Say how many lines contain the string "SEARO". Give no other output.

# Start of DATASET ENTRIES

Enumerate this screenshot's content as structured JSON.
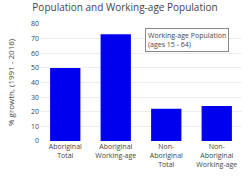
{
  "chart_data": {
    "type": "bar",
    "title": "Population and Working-age Population",
    "categories": [
      "Aboriginal\nTotal",
      "Aboriginal\nWorking-age",
      "Non-\nAboriginal\nTotal",
      "Non-\nAboriginal\nWorking-age"
    ],
    "values": [
      50,
      73,
      22,
      24
    ],
    "color": "#0000EE",
    "ylabel": "% growth, (1991 - 2016)",
    "annotation": "Working-age Population\n(ages 15 - 64)",
    "ylim": [
      0,
      80
    ],
    "yticks": [
      0,
      10,
      20,
      30,
      40,
      50,
      60,
      70,
      80
    ],
    "grid": true
  }
}
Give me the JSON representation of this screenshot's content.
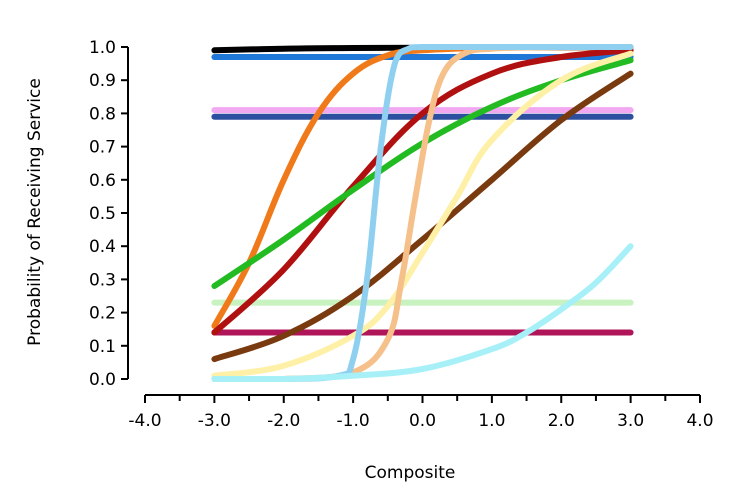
{
  "chart_data": {
    "type": "line",
    "xlabel": "Composite",
    "ylabel": "Probability of Receiving Service",
    "xlim": [
      -4.0,
      4.0
    ],
    "ylim": [
      0.0,
      1.0
    ],
    "x_ticks": [
      "-4.0",
      "-3.0",
      "-2.0",
      "-1.0",
      "0.0",
      "1.0",
      "2.0",
      "3.0",
      "4.0"
    ],
    "y_ticks": [
      "0.0",
      "0.1",
      "0.2",
      "0.3",
      "0.4",
      "0.5",
      "0.6",
      "0.7",
      "0.8",
      "0.9",
      "1.0"
    ],
    "grid": false,
    "legend": "none",
    "series": [
      {
        "color": "#000000",
        "x": [
          -3.0,
          -2.0,
          -1.0,
          0.0,
          1.0,
          2.0,
          3.0
        ],
        "y": [
          0.99,
          0.995,
          0.997,
          0.998,
          0.999,
          0.999,
          0.999
        ]
      },
      {
        "color": "#1f78d8",
        "x": [
          -3.0,
          -2.0,
          -1.0,
          0.0,
          1.0,
          2.0,
          3.0
        ],
        "y": [
          0.97,
          0.97,
          0.97,
          0.97,
          0.97,
          0.97,
          0.97
        ]
      },
      {
        "color": "#f2a8f0",
        "x": [
          -3.0,
          -2.0,
          -1.0,
          0.0,
          1.0,
          2.0,
          3.0
        ],
        "y": [
          0.81,
          0.81,
          0.81,
          0.81,
          0.81,
          0.81,
          0.81
        ]
      },
      {
        "color": "#2d4fa0",
        "x": [
          -3.0,
          -2.0,
          -1.0,
          0.0,
          1.0,
          2.0,
          3.0
        ],
        "y": [
          0.79,
          0.79,
          0.79,
          0.79,
          0.79,
          0.79,
          0.79
        ]
      },
      {
        "color": "#c8f2c0",
        "x": [
          -3.0,
          -2.0,
          -1.0,
          0.0,
          1.0,
          2.0,
          3.0
        ],
        "y": [
          0.23,
          0.23,
          0.23,
          0.23,
          0.23,
          0.23,
          0.23
        ]
      },
      {
        "color": "#b0155a",
        "x": [
          -3.0,
          -2.0,
          -1.0,
          0.0,
          1.0,
          2.0,
          3.0
        ],
        "y": [
          0.14,
          0.14,
          0.14,
          0.14,
          0.14,
          0.14,
          0.14
        ]
      },
      {
        "color": "#f07a1a",
        "x": [
          -3.0,
          -2.5,
          -2.0,
          -1.5,
          -1.0,
          -0.5,
          0.0,
          1.0,
          2.0,
          3.0
        ],
        "y": [
          0.16,
          0.35,
          0.6,
          0.8,
          0.92,
          0.975,
          0.99,
          0.998,
          0.999,
          1.0
        ]
      },
      {
        "color": "#b01010",
        "x": [
          -3.0,
          -2.0,
          -1.0,
          0.0,
          1.0,
          2.0,
          3.0
        ],
        "y": [
          0.14,
          0.33,
          0.58,
          0.8,
          0.92,
          0.97,
          0.99
        ]
      },
      {
        "color": "#22bb22",
        "x": [
          -3.0,
          -2.0,
          -1.0,
          0.0,
          1.0,
          2.0,
          3.0
        ],
        "y": [
          0.28,
          0.42,
          0.57,
          0.71,
          0.82,
          0.9,
          0.96
        ]
      },
      {
        "color": "#7a3a10",
        "x": [
          -3.0,
          -2.0,
          -1.0,
          0.0,
          1.0,
          2.0,
          3.0
        ],
        "y": [
          0.06,
          0.13,
          0.25,
          0.42,
          0.6,
          0.78,
          0.92
        ]
      },
      {
        "color": "#fff0a8",
        "x": [
          -3.0,
          -2.0,
          -1.0,
          -0.5,
          0.0,
          0.5,
          1.0,
          2.0,
          3.0
        ],
        "y": [
          0.01,
          0.04,
          0.13,
          0.22,
          0.38,
          0.55,
          0.72,
          0.9,
          0.98
        ]
      },
      {
        "color": "#f5c08a",
        "x": [
          -3.0,
          -2.0,
          -1.0,
          -0.5,
          -0.3,
          -0.1,
          0.1,
          0.3,
          0.6,
          1.0,
          2.0,
          3.0
        ],
        "y": [
          0.0,
          0.0,
          0.02,
          0.12,
          0.3,
          0.55,
          0.78,
          0.92,
          0.98,
          0.995,
          1.0,
          1.0
        ]
      },
      {
        "color": "#8fd0f0",
        "x": [
          -3.0,
          -2.0,
          -1.2,
          -1.0,
          -0.8,
          -0.6,
          -0.4,
          -0.2,
          0.0,
          1.0,
          2.0,
          3.0
        ],
        "y": [
          0.0,
          0.0,
          0.01,
          0.06,
          0.3,
          0.7,
          0.95,
          0.995,
          1.0,
          1.0,
          1.0,
          1.0
        ]
      },
      {
        "color": "#a8f0f8",
        "x": [
          -3.0,
          -2.0,
          -1.0,
          0.0,
          1.0,
          1.5,
          2.0,
          2.5,
          3.0
        ],
        "y": [
          0.0,
          0.0,
          0.01,
          0.03,
          0.09,
          0.14,
          0.21,
          0.29,
          0.4
        ]
      }
    ]
  }
}
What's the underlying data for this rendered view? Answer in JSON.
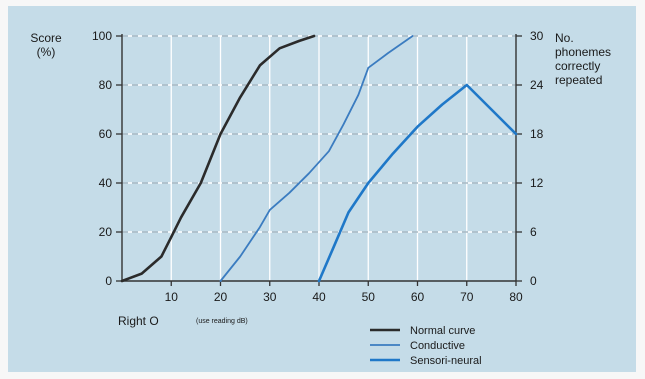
{
  "chart_data": {
    "type": "line",
    "left_axis": {
      "title_lines": [
        "Score",
        "(%)"
      ],
      "ylim": [
        0,
        100
      ],
      "ticks": [
        0,
        20,
        40,
        60,
        80,
        100
      ],
      "tick_labels": [
        "0",
        "20",
        "40",
        "60",
        "80",
        "100"
      ]
    },
    "right_axis": {
      "title_lines": [
        "No.",
        "phonemes",
        "correctly",
        "repeated"
      ],
      "ylim": [
        0,
        30
      ],
      "ticks": [
        0,
        6,
        12,
        18,
        24,
        30
      ],
      "tick_labels": [
        "0",
        "6",
        "12",
        "18",
        "24",
        "30"
      ]
    },
    "x_axis": {
      "xlim": [
        0,
        80
      ],
      "ticks": [
        10,
        20,
        30,
        40,
        50,
        60,
        70,
        80
      ],
      "tick_labels": [
        "10",
        "20",
        "30",
        "40",
        "50",
        "60",
        "70",
        "80"
      ],
      "label": "Right O",
      "sublabel": "(use reading dB)"
    },
    "grid": true,
    "legend_position": "bottom-right",
    "series": [
      {
        "name": "Normal curve",
        "color": "#2b2b2b",
        "x": [
          0,
          4,
          8,
          10,
          12,
          16,
          20,
          24,
          28,
          32,
          36,
          39
        ],
        "y": [
          0,
          3,
          10,
          18,
          26,
          40,
          60,
          75,
          88,
          95,
          98,
          100
        ]
      },
      {
        "name": "Conductive",
        "color": "#3b7cc0",
        "x": [
          20,
          24,
          28,
          30,
          34,
          38,
          42,
          45,
          48,
          50,
          54,
          59
        ],
        "y": [
          0,
          10,
          22,
          29,
          36,
          44,
          53,
          64,
          76,
          87,
          93,
          100
        ]
      },
      {
        "name": "Sensori-neural",
        "color": "#1f78c8",
        "x": [
          40,
          43,
          46,
          50,
          55,
          60,
          65,
          70,
          75,
          80
        ],
        "y": [
          0,
          14,
          28,
          40,
          52,
          63,
          72,
          80,
          70,
          60
        ]
      }
    ]
  }
}
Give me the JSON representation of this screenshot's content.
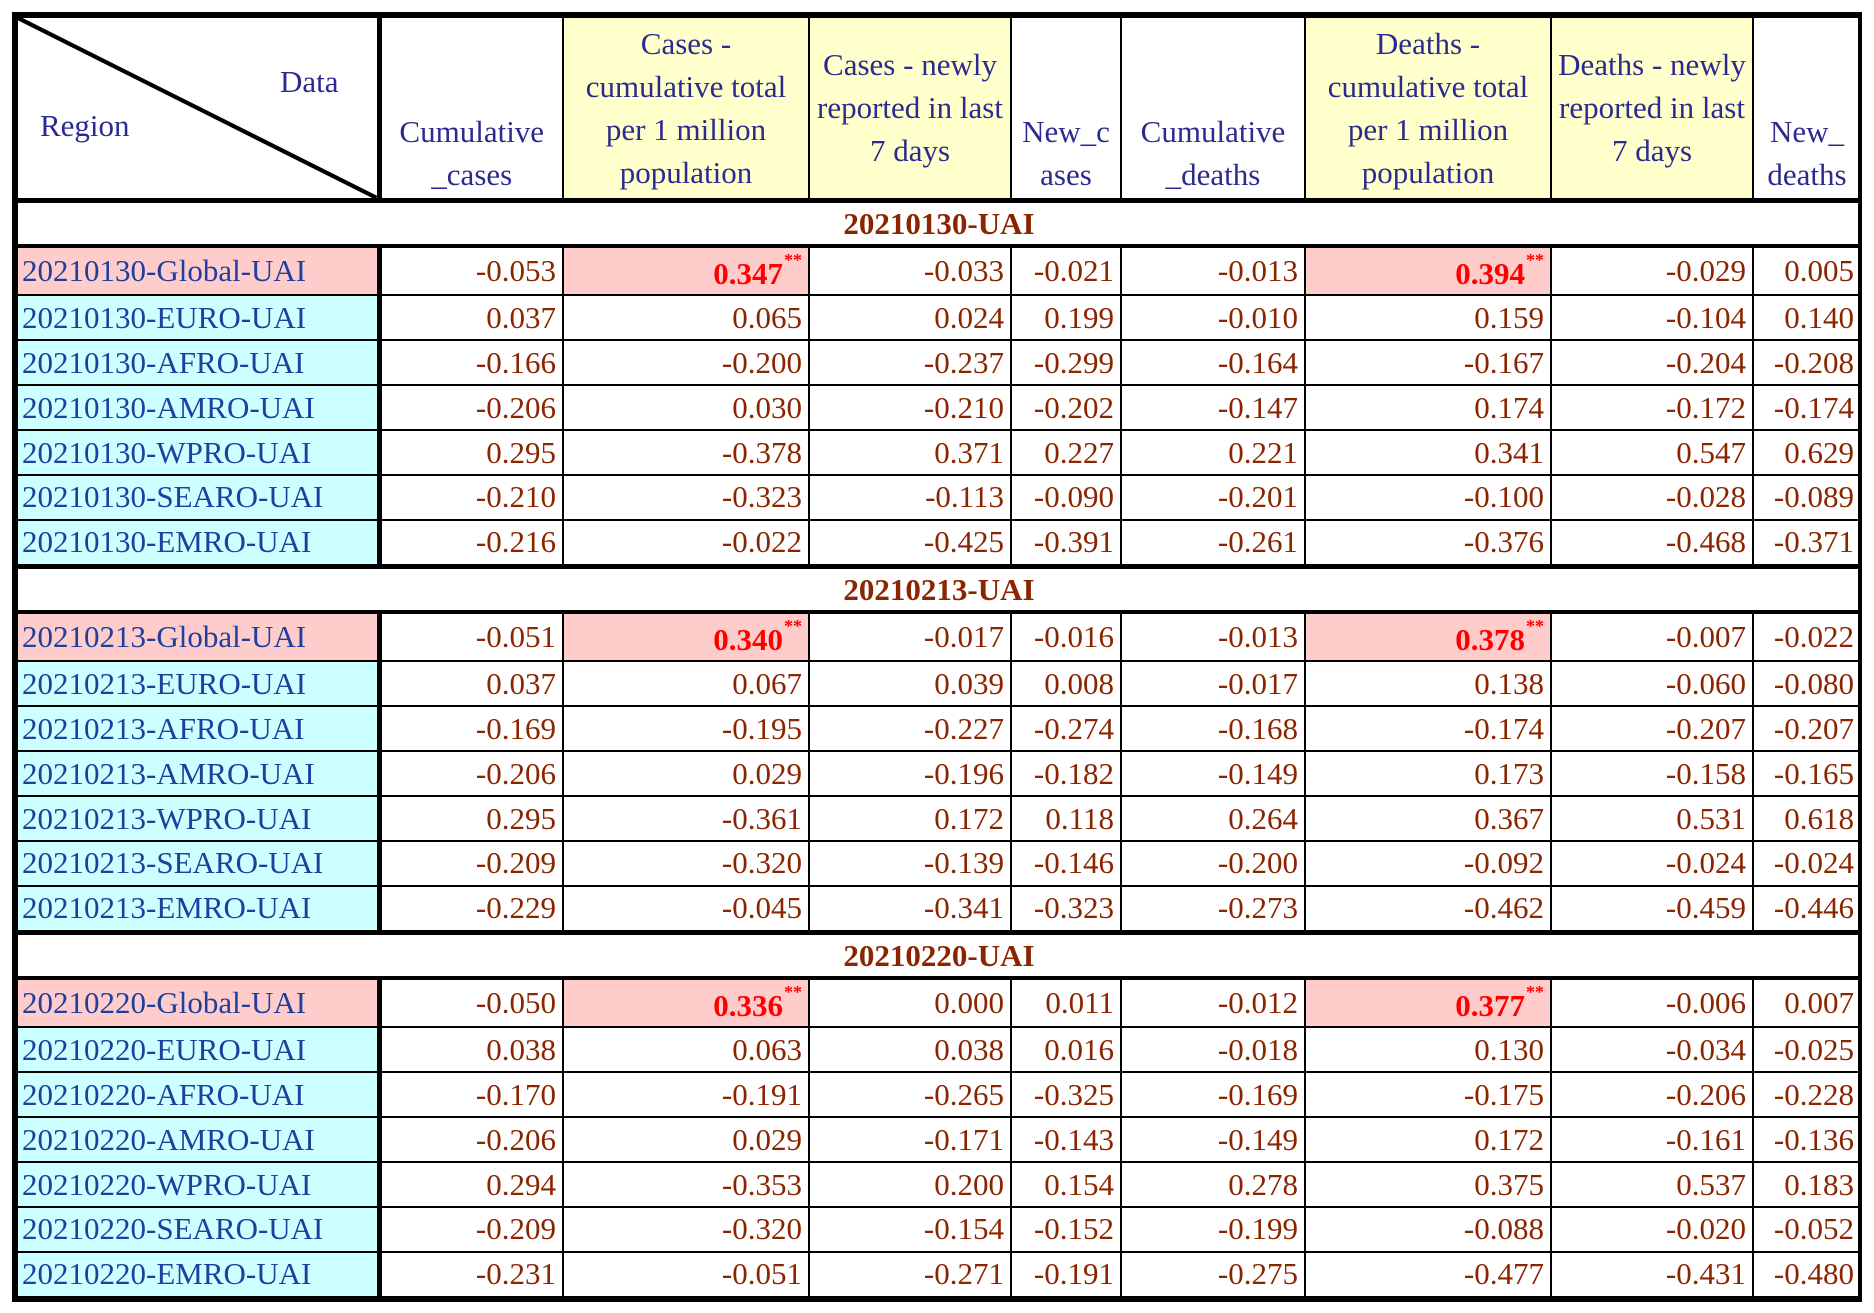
{
  "header": {
    "corner_data": "Data",
    "corner_region": "Region",
    "columns": [
      "Cumulative _cases",
      "Cases - cumulative total per 1 million population",
      "Cases - newly reported in last 7 days",
      "New_c ases",
      "Cumulative _deaths",
      "Deaths - cumulative total per 1 million population",
      "Deaths - newly reported in last 7 days",
      "New_ deaths"
    ]
  },
  "groups": [
    {
      "title": "20210130-UAI",
      "rows": [
        {
          "region": "20210130-Global-UAI",
          "values": [
            "-0.053",
            "0.347",
            "-0.033",
            "-0.021",
            "-0.013",
            "0.394",
            "-0.029",
            "0.005"
          ],
          "marks": [
            "",
            "**",
            "",
            "",
            "",
            "**",
            "",
            ""
          ]
        },
        {
          "region": "20210130-EURO-UAI",
          "values": [
            "0.037",
            "0.065",
            "0.024",
            "0.199",
            "-0.010",
            "0.159",
            "-0.104",
            "0.140"
          ]
        },
        {
          "region": "20210130-AFRO-UAI",
          "values": [
            "-0.166",
            "-0.200",
            "-0.237",
            "-0.299",
            "-0.164",
            "-0.167",
            "-0.204",
            "-0.208"
          ]
        },
        {
          "region": "20210130-AMRO-UAI",
          "values": [
            "-0.206",
            "0.030",
            "-0.210",
            "-0.202",
            "-0.147",
            "0.174",
            "-0.172",
            "-0.174"
          ]
        },
        {
          "region": "20210130-WPRO-UAI",
          "values": [
            "0.295",
            "-0.378",
            "0.371",
            "0.227",
            "0.221",
            "0.341",
            "0.547",
            "0.629"
          ]
        },
        {
          "region": "20210130-SEARO-UAI",
          "values": [
            "-0.210",
            "-0.323",
            "-0.113",
            "-0.090",
            "-0.201",
            "-0.100",
            "-0.028",
            "-0.089"
          ]
        },
        {
          "region": "20210130-EMRO-UAI",
          "values": [
            "-0.216",
            "-0.022",
            "-0.425",
            "-0.391",
            "-0.261",
            "-0.376",
            "-0.468",
            "-0.371"
          ]
        }
      ]
    },
    {
      "title": "20210213-UAI",
      "rows": [
        {
          "region": "20210213-Global-UAI",
          "values": [
            "-0.051",
            "0.340",
            "-0.017",
            "-0.016",
            "-0.013",
            "0.378",
            "-0.007",
            "-0.022"
          ],
          "marks": [
            "",
            "**",
            "",
            "",
            "",
            "**",
            "",
            ""
          ]
        },
        {
          "region": "20210213-EURO-UAI",
          "values": [
            "0.037",
            "0.067",
            "0.039",
            "0.008",
            "-0.017",
            "0.138",
            "-0.060",
            "-0.080"
          ]
        },
        {
          "region": "20210213-AFRO-UAI",
          "values": [
            "-0.169",
            "-0.195",
            "-0.227",
            "-0.274",
            "-0.168",
            "-0.174",
            "-0.207",
            "-0.207"
          ]
        },
        {
          "region": "20210213-AMRO-UAI",
          "values": [
            "-0.206",
            "0.029",
            "-0.196",
            "-0.182",
            "-0.149",
            "0.173",
            "-0.158",
            "-0.165"
          ]
        },
        {
          "region": "20210213-WPRO-UAI",
          "values": [
            "0.295",
            "-0.361",
            "0.172",
            "0.118",
            "0.264",
            "0.367",
            "0.531",
            "0.618"
          ]
        },
        {
          "region": "20210213-SEARO-UAI",
          "values": [
            "-0.209",
            "-0.320",
            "-0.139",
            "-0.146",
            "-0.200",
            "-0.092",
            "-0.024",
            "-0.024"
          ]
        },
        {
          "region": "20210213-EMRO-UAI",
          "values": [
            "-0.229",
            "-0.045",
            "-0.341",
            "-0.323",
            "-0.273",
            "-0.462",
            "-0.459",
            "-0.446"
          ]
        }
      ]
    },
    {
      "title": "20210220-UAI",
      "rows": [
        {
          "region": "20210220-Global-UAI",
          "values": [
            "-0.050",
            "0.336",
            "0.000",
            "0.011",
            "-0.012",
            "0.377",
            "-0.006",
            "0.007"
          ],
          "marks": [
            "",
            "**",
            "",
            "",
            "",
            "**",
            "",
            ""
          ]
        },
        {
          "region": "20210220-EURO-UAI",
          "values": [
            "0.038",
            "0.063",
            "0.038",
            "0.016",
            "-0.018",
            "0.130",
            "-0.034",
            "-0.025"
          ]
        },
        {
          "region": "20210220-AFRO-UAI",
          "values": [
            "-0.170",
            "-0.191",
            "-0.265",
            "-0.325",
            "-0.169",
            "-0.175",
            "-0.206",
            "-0.228"
          ]
        },
        {
          "region": "20210220-AMRO-UAI",
          "values": [
            "-0.206",
            "0.029",
            "-0.171",
            "-0.143",
            "-0.149",
            "0.172",
            "-0.161",
            "-0.136"
          ]
        },
        {
          "region": "20210220-WPRO-UAI",
          "values": [
            "0.294",
            "-0.353",
            "0.200",
            "0.154",
            "0.278",
            "0.375",
            "0.537",
            "0.183"
          ]
        },
        {
          "region": "20210220-SEARO-UAI",
          "values": [
            "-0.209",
            "-0.320",
            "-0.154",
            "-0.152",
            "-0.199",
            "-0.088",
            "-0.020",
            "-0.052"
          ]
        },
        {
          "region": "20210220-EMRO-UAI",
          "values": [
            "-0.231",
            "-0.051",
            "-0.271",
            "-0.191",
            "-0.275",
            "-0.477",
            "-0.431",
            "-0.480"
          ]
        }
      ]
    }
  ],
  "colors": {
    "header_text": "#2b2b8f",
    "highlight_header": "#ffffcc",
    "region_cell": "#ccffff",
    "global_cell": "#ffcccc",
    "value_text": "#8b2500",
    "significant_text": "#ff0000"
  }
}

# End of DATASET ENTRIES

*EXERCISE ANSWER*
3